TASK DESCRIPTION. What follows is a set of entries. Give them again exactly, without the pictures.

## Start GIVEN RECORDS

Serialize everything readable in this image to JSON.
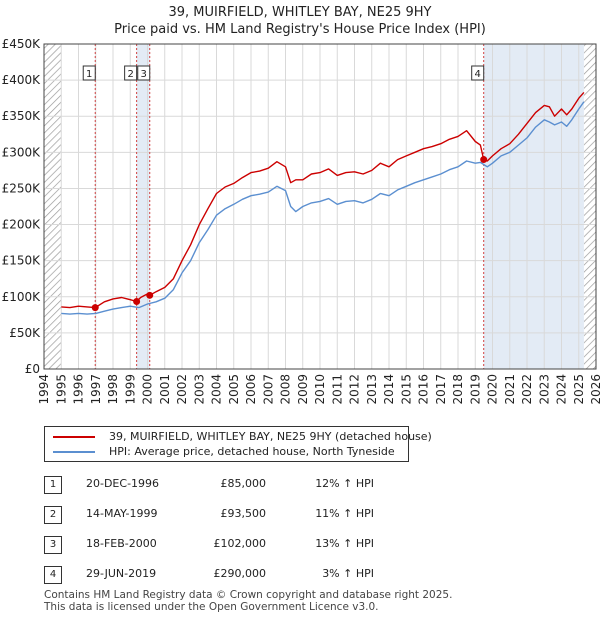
{
  "title_line1": "39, MUIRFIELD, WHITLEY BAY, NE25 9HY",
  "title_line2": "Price paid vs. HM Land Registry's House Price Index (HPI)",
  "colors": {
    "red": "#cc0000",
    "blue": "#5b8fd0",
    "shade": "#dce6f2",
    "hatch": "#9a9a9a",
    "grid": "#d9d9d9",
    "marker_line": "#d04040"
  },
  "chart_data": {
    "type": "line",
    "title": "39, MUIRFIELD, WHITLEY BAY, NE25 9HY - Price paid vs. HM Land Registry's House Price Index (HPI)",
    "xlabel": "",
    "ylabel": "",
    "xlim": [
      1994,
      2026
    ],
    "ylim": [
      0,
      450000
    ],
    "y_ticks": [
      0,
      50000,
      100000,
      150000,
      200000,
      250000,
      300000,
      350000,
      400000,
      450000
    ],
    "y_tick_labels": [
      "£0",
      "£50K",
      "£100K",
      "£150K",
      "£200K",
      "£250K",
      "£300K",
      "£350K",
      "£400K",
      "£450K"
    ],
    "x_ticks": [
      1994,
      1995,
      1996,
      1997,
      1998,
      1999,
      2000,
      2001,
      2002,
      2003,
      2004,
      2005,
      2006,
      2007,
      2008,
      2009,
      2010,
      2011,
      2012,
      2013,
      2014,
      2015,
      2016,
      2017,
      2018,
      2019,
      2020,
      2021,
      2022,
      2023,
      2024,
      2025,
      2026
    ],
    "data_range": [
      1995,
      2025.3
    ],
    "series": [
      {
        "name": "39, MUIRFIELD, WHITLEY BAY, NE25 9HY (detached house)",
        "color": "#cc0000",
        "x": [
          1995.0,
          1995.5,
          1996.0,
          1996.5,
          1996.97,
          1997.5,
          1998.0,
          1998.5,
          1999.0,
          1999.37,
          1999.6,
          2000.0,
          2000.13,
          2000.5,
          2001.0,
          2001.5,
          2002.0,
          2002.5,
          2003.0,
          2003.5,
          2004.0,
          2004.5,
          2005.0,
          2005.5,
          2006.0,
          2006.5,
          2007.0,
          2007.5,
          2008.0,
          2008.3,
          2008.6,
          2009.0,
          2009.5,
          2010.0,
          2010.5,
          2011.0,
          2011.5,
          2012.0,
          2012.5,
          2013.0,
          2013.5,
          2014.0,
          2014.5,
          2015.0,
          2015.5,
          2016.0,
          2016.5,
          2017.0,
          2017.5,
          2018.0,
          2018.5,
          2019.0,
          2019.3,
          2019.49,
          2019.7,
          2020.0,
          2020.5,
          2021.0,
          2021.5,
          2022.0,
          2022.5,
          2023.0,
          2023.3,
          2023.6,
          2024.0,
          2024.3,
          2024.6,
          2025.0,
          2025.3
        ],
        "y": [
          86000,
          85000,
          87000,
          86000,
          85000,
          93000,
          97000,
          99000,
          96000,
          93500,
          99000,
          104000,
          102000,
          107000,
          113000,
          125000,
          150000,
          172000,
          200000,
          222000,
          243000,
          252000,
          257000,
          265000,
          272000,
          274000,
          278000,
          287000,
          280000,
          258000,
          262000,
          262000,
          270000,
          272000,
          277000,
          268000,
          272000,
          273000,
          270000,
          275000,
          285000,
          280000,
          290000,
          295000,
          300000,
          305000,
          308000,
          312000,
          318000,
          322000,
          330000,
          315000,
          310000,
          290000,
          288000,
          295000,
          305000,
          312000,
          325000,
          340000,
          355000,
          365000,
          363000,
          350000,
          360000,
          352000,
          360000,
          375000,
          383000
        ]
      },
      {
        "name": "HPI: Average price, detached house, North Tyneside",
        "color": "#5b8fd0",
        "x": [
          1995.0,
          1995.5,
          1996.0,
          1996.5,
          1997.0,
          1997.5,
          1998.0,
          1998.5,
          1999.0,
          1999.5,
          2000.0,
          2000.5,
          2001.0,
          2001.5,
          2002.0,
          2002.5,
          2003.0,
          2003.5,
          2004.0,
          2004.5,
          2005.0,
          2005.5,
          2006.0,
          2006.5,
          2007.0,
          2007.5,
          2008.0,
          2008.3,
          2008.6,
          2009.0,
          2009.5,
          2010.0,
          2010.5,
          2011.0,
          2011.5,
          2012.0,
          2012.5,
          2013.0,
          2013.5,
          2014.0,
          2014.5,
          2015.0,
          2015.5,
          2016.0,
          2016.5,
          2017.0,
          2017.5,
          2018.0,
          2018.5,
          2019.0,
          2019.3,
          2019.5,
          2019.7,
          2020.0,
          2020.5,
          2021.0,
          2021.5,
          2022.0,
          2022.5,
          2023.0,
          2023.3,
          2023.6,
          2024.0,
          2024.3,
          2024.6,
          2025.0,
          2025.3
        ],
        "y": [
          77000,
          76000,
          77000,
          76000,
          77000,
          80000,
          83000,
          85000,
          87000,
          85000,
          90000,
          93000,
          98000,
          110000,
          133000,
          150000,
          175000,
          193000,
          213000,
          222000,
          228000,
          235000,
          240000,
          242000,
          245000,
          253000,
          247000,
          225000,
          218000,
          225000,
          230000,
          232000,
          236000,
          228000,
          232000,
          233000,
          230000,
          235000,
          243000,
          240000,
          248000,
          253000,
          258000,
          262000,
          266000,
          270000,
          276000,
          280000,
          288000,
          285000,
          286000,
          283000,
          280000,
          285000,
          295000,
          300000,
          310000,
          320000,
          335000,
          345000,
          342000,
          338000,
          342000,
          336000,
          345000,
          360000,
          370000
        ]
      }
    ],
    "sales": [
      {
        "id": "1",
        "x": 1996.97,
        "y": 85000
      },
      {
        "id": "2",
        "x": 1999.37,
        "y": 93500
      },
      {
        "id": "3",
        "x": 2000.13,
        "y": 102000
      },
      {
        "id": "4",
        "x": 2019.49,
        "y": 290000
      }
    ]
  },
  "legend": {
    "red_label": "39, MUIRFIELD, WHITLEY BAY, NE25 9HY (detached house)",
    "blue_label": "HPI: Average price, detached house, North Tyneside"
  },
  "transactions": [
    {
      "num": "1",
      "date": "20-DEC-1996",
      "price": "£85,000",
      "hpi": "12% ↑ HPI"
    },
    {
      "num": "2",
      "date": "14-MAY-1999",
      "price": "£93,500",
      "hpi": "11% ↑ HPI"
    },
    {
      "num": "3",
      "date": "18-FEB-2000",
      "price": "£102,000",
      "hpi": "13% ↑ HPI"
    },
    {
      "num": "4",
      "date": "29-JUN-2019",
      "price": "£290,000",
      "hpi": "3% ↑ HPI"
    }
  ],
  "footer": {
    "line1": "Contains HM Land Registry data © Crown copyright and database right 2025.",
    "line2": "This data is licensed under the Open Government Licence v3.0."
  }
}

## End GIVEN RECORDS

EXERCISE RESULT.
Serialize everything readable in this image to JSON.
{
  "title_line1": "39, MUIRFIELD, WHITLEY BAY, NE25 9HY",
  "title_line2": "Price paid vs. HM Land Registry's House Price Index (HPI)",
  "colors": {
    "red": "#cc0000",
    "blue": "#5b8fd0",
    "shade": "#dce6f2",
    "hatch": "#9a9a9a",
    "grid": "#d9d9d9",
    "marker_line": "#d04040"
  },
  "chart_data": {
    "type": "line",
    "title": "39, MUIRFIELD, WHITLEY BAY, NE25 9HY - Price paid vs. HM Land Registry's House Price Index (HPI)",
    "xlabel": "",
    "ylabel": "",
    "xlim": [
      1994,
      2026
    ],
    "ylim": [
      0,
      450000
    ],
    "y_ticks": [
      0,
      50000,
      100000,
      150000,
      200000,
      250000,
      300000,
      350000,
      400000,
      450000
    ],
    "y_tick_labels": [
      "£0",
      "£50K",
      "£100K",
      "£150K",
      "£200K",
      "£250K",
      "£300K",
      "£350K",
      "£400K",
      "£450K"
    ],
    "x_ticks": [
      1994,
      1995,
      1996,
      1997,
      1998,
      1999,
      2000,
      2001,
      2002,
      2003,
      2004,
      2005,
      2006,
      2007,
      2008,
      2009,
      2010,
      2011,
      2012,
      2013,
      2014,
      2015,
      2016,
      2017,
      2018,
      2019,
      2020,
      2021,
      2022,
      2023,
      2024,
      2025,
      2026
    ],
    "data_range": [
      1995,
      2025.3
    ],
    "series": [
      {
        "name": "39, MUIRFIELD, WHITLEY BAY, NE25 9HY (detached house)",
        "color": "#cc0000",
        "x": [
          1995.0,
          1995.5,
          1996.0,
          1996.5,
          1996.97,
          1997.5,
          1998.0,
          1998.5,
          1999.0,
          1999.37,
          1999.6,
          2000.0,
          2000.13,
          2000.5,
          2001.0,
          2001.5,
          2002.0,
          2002.5,
          2003.0,
          2003.5,
          2004.0,
          2004.5,
          2005.0,
          2005.5,
          2006.0,
          2006.5,
          2007.0,
          2007.5,
          2008.0,
          2008.3,
          2008.6,
          2009.0,
          2009.5,
          2010.0,
          2010.5,
          2011.0,
          2011.5,
          2012.0,
          2012.5,
          2013.0,
          2013.5,
          2014.0,
          2014.5,
          2015.0,
          2015.5,
          2016.0,
          2016.5,
          2017.0,
          2017.5,
          2018.0,
          2018.5,
          2019.0,
          2019.3,
          2019.49,
          2019.7,
          2020.0,
          2020.5,
          2021.0,
          2021.5,
          2022.0,
          2022.5,
          2023.0,
          2023.3,
          2023.6,
          2024.0,
          2024.3,
          2024.6,
          2025.0,
          2025.3
        ],
        "y": [
          86000,
          85000,
          87000,
          86000,
          85000,
          93000,
          97000,
          99000,
          96000,
          93500,
          99000,
          104000,
          102000,
          107000,
          113000,
          125000,
          150000,
          172000,
          200000,
          222000,
          243000,
          252000,
          257000,
          265000,
          272000,
          274000,
          278000,
          287000,
          280000,
          258000,
          262000,
          262000,
          270000,
          272000,
          277000,
          268000,
          272000,
          273000,
          270000,
          275000,
          285000,
          280000,
          290000,
          295000,
          300000,
          305000,
          308000,
          312000,
          318000,
          322000,
          330000,
          315000,
          310000,
          290000,
          288000,
          295000,
          305000,
          312000,
          325000,
          340000,
          355000,
          365000,
          363000,
          350000,
          360000,
          352000,
          360000,
          375000,
          383000
        ]
      },
      {
        "name": "HPI: Average price, detached house, North Tyneside",
        "color": "#5b8fd0",
        "x": [
          1995.0,
          1995.5,
          1996.0,
          1996.5,
          1997.0,
          1997.5,
          1998.0,
          1998.5,
          1999.0,
          1999.5,
          2000.0,
          2000.5,
          2001.0,
          2001.5,
          2002.0,
          2002.5,
          2003.0,
          2003.5,
          2004.0,
          2004.5,
          2005.0,
          2005.5,
          2006.0,
          2006.5,
          2007.0,
          2007.5,
          2008.0,
          2008.3,
          2008.6,
          2009.0,
          2009.5,
          2010.0,
          2010.5,
          2011.0,
          2011.5,
          2012.0,
          2012.5,
          2013.0,
          2013.5,
          2014.0,
          2014.5,
          2015.0,
          2015.5,
          2016.0,
          2016.5,
          2017.0,
          2017.5,
          2018.0,
          2018.5,
          2019.0,
          2019.3,
          2019.5,
          2019.7,
          2020.0,
          2020.5,
          2021.0,
          2021.5,
          2022.0,
          2022.5,
          2023.0,
          2023.3,
          2023.6,
          2024.0,
          2024.3,
          2024.6,
          2025.0,
          2025.3
        ],
        "y": [
          77000,
          76000,
          77000,
          76000,
          77000,
          80000,
          83000,
          85000,
          87000,
          85000,
          90000,
          93000,
          98000,
          110000,
          133000,
          150000,
          175000,
          193000,
          213000,
          222000,
          228000,
          235000,
          240000,
          242000,
          245000,
          253000,
          247000,
          225000,
          218000,
          225000,
          230000,
          232000,
          236000,
          228000,
          232000,
          233000,
          230000,
          235000,
          243000,
          240000,
          248000,
          253000,
          258000,
          262000,
          266000,
          270000,
          276000,
          280000,
          288000,
          285000,
          286000,
          283000,
          280000,
          285000,
          295000,
          300000,
          310000,
          320000,
          335000,
          345000,
          342000,
          338000,
          342000,
          336000,
          345000,
          360000,
          370000
        ]
      }
    ],
    "sales": [
      {
        "id": "1",
        "x": 1996.97,
        "y": 85000
      },
      {
        "id": "2",
        "x": 1999.37,
        "y": 93500
      },
      {
        "id": "3",
        "x": 2000.13,
        "y": 102000
      },
      {
        "id": "4",
        "x": 2019.49,
        "y": 290000
      }
    ]
  },
  "legend": {
    "red_label": "39, MUIRFIELD, WHITLEY BAY, NE25 9HY (detached house)",
    "blue_label": "HPI: Average price, detached house, North Tyneside"
  },
  "transactions": [
    {
      "num": "1",
      "date": "20-DEC-1996",
      "price": "£85,000",
      "hpi": "12% ↑ HPI"
    },
    {
      "num": "2",
      "date": "14-MAY-1999",
      "price": "£93,500",
      "hpi": "11% ↑ HPI"
    },
    {
      "num": "3",
      "date": "18-FEB-2000",
      "price": "£102,000",
      "hpi": "13% ↑ HPI"
    },
    {
      "num": "4",
      "date": "29-JUN-2019",
      "price": "£290,000",
      "hpi": "3% ↑ HPI"
    }
  ],
  "footer": {
    "line1": "Contains HM Land Registry data © Crown copyright and database right 2025.",
    "line2": "This data is licensed under the Open Government Licence v3.0."
  }
}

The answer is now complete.